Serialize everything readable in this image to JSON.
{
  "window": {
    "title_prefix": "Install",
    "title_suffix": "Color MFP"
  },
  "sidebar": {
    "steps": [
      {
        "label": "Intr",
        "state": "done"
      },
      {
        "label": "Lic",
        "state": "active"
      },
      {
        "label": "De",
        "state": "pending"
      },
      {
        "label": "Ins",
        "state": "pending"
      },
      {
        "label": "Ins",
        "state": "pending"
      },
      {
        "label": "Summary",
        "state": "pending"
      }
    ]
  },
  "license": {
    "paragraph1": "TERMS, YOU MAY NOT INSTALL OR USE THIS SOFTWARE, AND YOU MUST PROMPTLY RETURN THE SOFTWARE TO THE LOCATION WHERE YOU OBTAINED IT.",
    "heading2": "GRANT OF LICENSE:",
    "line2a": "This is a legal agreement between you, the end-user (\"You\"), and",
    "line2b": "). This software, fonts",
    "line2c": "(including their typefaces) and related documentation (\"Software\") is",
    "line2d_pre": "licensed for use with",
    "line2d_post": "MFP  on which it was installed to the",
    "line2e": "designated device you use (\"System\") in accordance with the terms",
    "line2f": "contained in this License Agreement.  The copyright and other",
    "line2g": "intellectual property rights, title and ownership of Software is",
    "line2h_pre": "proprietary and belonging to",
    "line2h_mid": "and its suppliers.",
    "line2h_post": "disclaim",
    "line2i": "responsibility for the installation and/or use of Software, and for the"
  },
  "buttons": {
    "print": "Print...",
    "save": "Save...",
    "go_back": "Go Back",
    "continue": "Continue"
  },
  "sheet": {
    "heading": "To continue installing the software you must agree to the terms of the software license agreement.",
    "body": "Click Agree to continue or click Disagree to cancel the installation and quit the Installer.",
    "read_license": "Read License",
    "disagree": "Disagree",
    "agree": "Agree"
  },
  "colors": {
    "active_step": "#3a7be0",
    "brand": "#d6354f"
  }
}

····················

Exercise prompt: Extract the complete set of records unchanged.

Task output:
Serialize everything readable in this image to JSON.
{
  "window": {
    "title_prefix": "Install",
    "title_suffix": "Color MFP"
  },
  "sidebar": {
    "steps": [
      {
        "label": "Intr",
        "state": "done"
      },
      {
        "label": "Lic",
        "state": "active"
      },
      {
        "label": "De",
        "state": "pending"
      },
      {
        "label": "Ins",
        "state": "pending"
      },
      {
        "label": "Ins",
        "state": "pending"
      },
      {
        "label": "Summary",
        "state": "pending"
      }
    ]
  },
  "license": {
    "paragraph1": "TERMS, YOU MAY NOT INSTALL OR USE THIS SOFTWARE, AND YOU MUST PROMPTLY RETURN THE SOFTWARE TO THE LOCATION WHERE YOU OBTAINED IT.",
    "heading2": "GRANT OF LICENSE:",
    "line2a": "This is a legal agreement between you, the end-user (\"You\"), and",
    "line2b": "). This software, fonts",
    "line2c": "(including their typefaces) and related documentation (\"Software\") is",
    "line2d_pre": "licensed for use with",
    "line2d_post": "MFP  on which it was installed to the",
    "line2e": "designated device you use (\"System\") in accordance with the terms",
    "line2f": "contained in this License Agreement.  The copyright and other",
    "line2g": "intellectual property rights, title and ownership of Software is",
    "line2h_pre": "proprietary and belonging to",
    "line2h_mid": "and its suppliers.",
    "line2h_post": "disclaim",
    "line2i": "responsibility for the installation and/or use of Software, and for the"
  },
  "buttons": {
    "print": "Print...",
    "save": "Save...",
    "go_back": "Go Back",
    "continue": "Continue"
  },
  "sheet": {
    "heading": "To continue installing the software you must agree to the terms of the software license agreement.",
    "body": "Click Agree to continue or click Disagree to cancel the installation and quit the Installer.",
    "read_license": "Read License",
    "disagree": "Disagree",
    "agree": "Agree"
  },
  "colors": {
    "active_step": "#3a7be0",
    "brand": "#d6354f"
  }
}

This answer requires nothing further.